# Request:
Which lines contain the word "Send"? Return each of them as written.
-- begin Records for this exercise --
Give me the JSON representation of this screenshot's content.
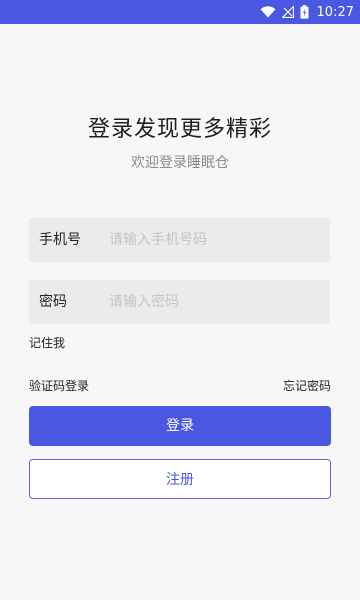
{
  "colors": {
    "accent": "#4a57e0",
    "background": "#f7f7f7",
    "field_background": "#ecebec",
    "placeholder": "#c4c4c4",
    "subtitle": "#8b8b8b"
  },
  "status_bar": {
    "time": "10:27",
    "icons": [
      "wifi-icon",
      "signal-icon",
      "battery-icon"
    ]
  },
  "header": {
    "title": "登录发现更多精彩",
    "subtitle": "欢迎登录睡眠仓"
  },
  "form": {
    "phone": {
      "label": "手机号",
      "placeholder": "请输入手机号码",
      "value": ""
    },
    "password": {
      "label": "密码",
      "placeholder": "请输入密码",
      "value": ""
    },
    "remember_label": "记住我",
    "sms_login_label": "验证码登录",
    "forgot_label": "忘记密码",
    "login_label": "登录",
    "register_label": "注册"
  }
}
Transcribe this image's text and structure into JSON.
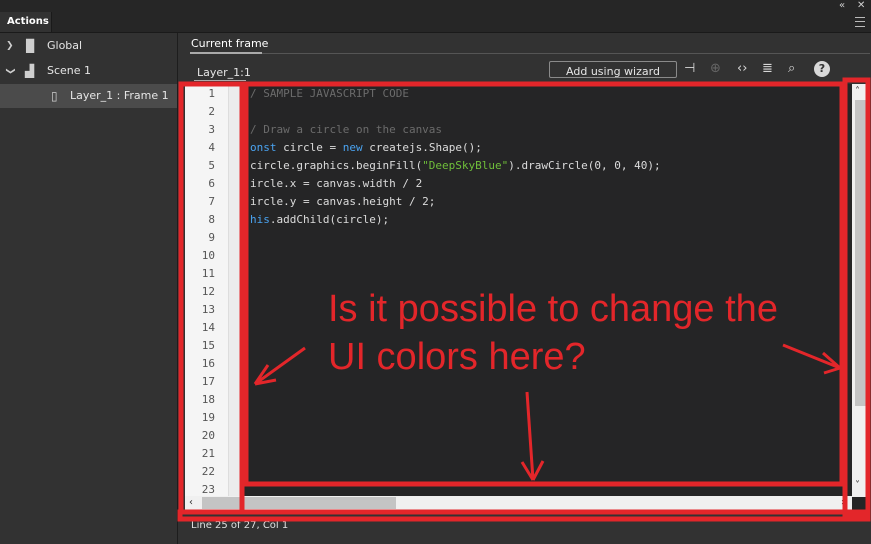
{
  "panel": {
    "tab_label": "Actions",
    "collapse_icon": "«",
    "close_icon": "✕"
  },
  "tree": {
    "items": [
      {
        "label": "Global",
        "chevron": "❯",
        "icon": "document-icon"
      },
      {
        "label": "Scene 1",
        "chevron": "❯",
        "icon": "clapperboard-icon"
      },
      {
        "label": "Layer_1 : Frame 1",
        "icon": "frame-icon"
      }
    ]
  },
  "editor": {
    "tab_label": "Current frame",
    "layer_label": "Layer_1:1",
    "wizard_label": "Add using wizard",
    "help_label": "?",
    "line_numbers": [
      "1",
      "2",
      "3",
      "4",
      "5",
      "6",
      "7",
      "8",
      "9",
      "10",
      "11",
      "12",
      "13",
      "14",
      "15",
      "16",
      "17",
      "18",
      "19",
      "20",
      "21",
      "22",
      "23"
    ],
    "code": {
      "l1": "/ SAMPLE JAVASCRIPT CODE",
      "l3": "/ Draw a circle on the canvas",
      "l4_kw": "onst",
      "l4_mid": " circle = ",
      "l4_kw2": "new",
      "l4_rest": " createjs.Shape();",
      "l5_a": "circle.graphics.beginFill(",
      "l5_str": "\"DeepSkyBlue\"",
      "l5_b": ").drawCircle(0, 0, 40);",
      "l6": "ircle.x = canvas.width / 2",
      "l7": "ircle.y = canvas.height / 2;",
      "l8_kw": "his",
      "l8_rest": ".addChild(circle);"
    },
    "status": "Line 25 of 27, Col 1"
  },
  "annotation": {
    "text": "Is it possible to change the UI colors here?",
    "color": "#e3262a"
  },
  "colors": {
    "editor_bg": "#252526",
    "gutter_bg": "#f5f5f5",
    "keyword": "#4aa3f0",
    "string": "#6fbf3a",
    "comment": "#6b6b6b"
  }
}
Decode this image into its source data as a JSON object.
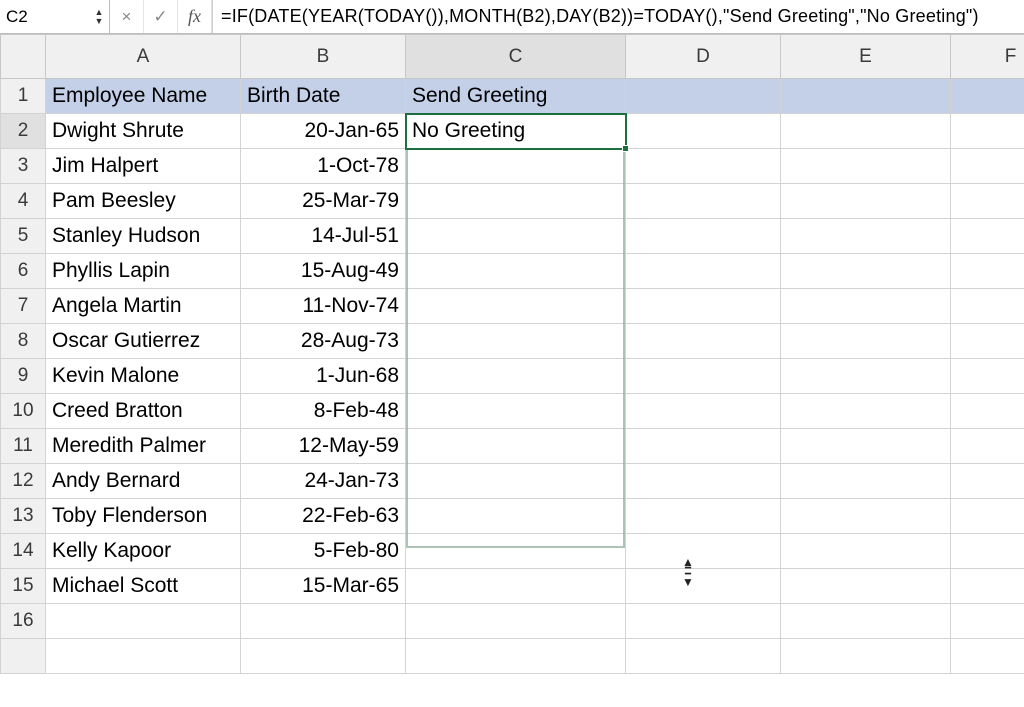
{
  "formula_bar": {
    "cell_ref": "C2",
    "cancel_glyph": "×",
    "accept_glyph": "✓",
    "fx_label": "fx",
    "formula": "=IF(DATE(YEAR(TODAY()),MONTH(B2),DAY(B2))=TODAY(),\"Send Greeting\",\"No Greeting\")"
  },
  "columns": [
    "A",
    "B",
    "C",
    "D",
    "E",
    "F"
  ],
  "row_numbers": [
    "1",
    "2",
    "3",
    "4",
    "5",
    "6",
    "7",
    "8",
    "9",
    "10",
    "11",
    "12",
    "13",
    "14",
    "15",
    "16"
  ],
  "active_cell": "C2",
  "header_row": {
    "A": "Employee Name",
    "B": "Birth Date",
    "C": "Send Greeting"
  },
  "rows": [
    {
      "A": "Dwight Shrute",
      "B": "20-Jan-65",
      "C": "No Greeting"
    },
    {
      "A": "Jim Halpert",
      "B": "1-Oct-78",
      "C": ""
    },
    {
      "A": "Pam Beesley",
      "B": "25-Mar-79",
      "C": ""
    },
    {
      "A": "Stanley Hudson",
      "B": "14-Jul-51",
      "C": ""
    },
    {
      "A": "Phyllis Lapin",
      "B": "15-Aug-49",
      "C": ""
    },
    {
      "A": "Angela Martin",
      "B": "11-Nov-74",
      "C": ""
    },
    {
      "A": "Oscar Gutierrez",
      "B": "28-Aug-73",
      "C": ""
    },
    {
      "A": "Kevin Malone",
      "B": "1-Jun-68",
      "C": ""
    },
    {
      "A": "Creed Bratton",
      "B": "8-Feb-48",
      "C": ""
    },
    {
      "A": "Meredith Palmer",
      "B": "12-May-59",
      "C": ""
    },
    {
      "A": "Andy Bernard",
      "B": "24-Jan-73",
      "C": ""
    },
    {
      "A": "Toby Flenderson",
      "B": "22-Feb-63",
      "C": ""
    },
    {
      "A": "Kelly Kapoor",
      "B": "5-Feb-80",
      "C": ""
    },
    {
      "A": "Michael Scott",
      "B": "15-Mar-65",
      "C": ""
    },
    {
      "A": "",
      "B": "",
      "C": ""
    }
  ]
}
-- end Records for this exercise --
# Response:
    "formula": "=IF(DATE(YEAR(TODAY()),MONTH(B2),DAY(B2))=TODAY(),\"Send Greeting\",\"No Greeting\")"
    "C": "Send Greeting"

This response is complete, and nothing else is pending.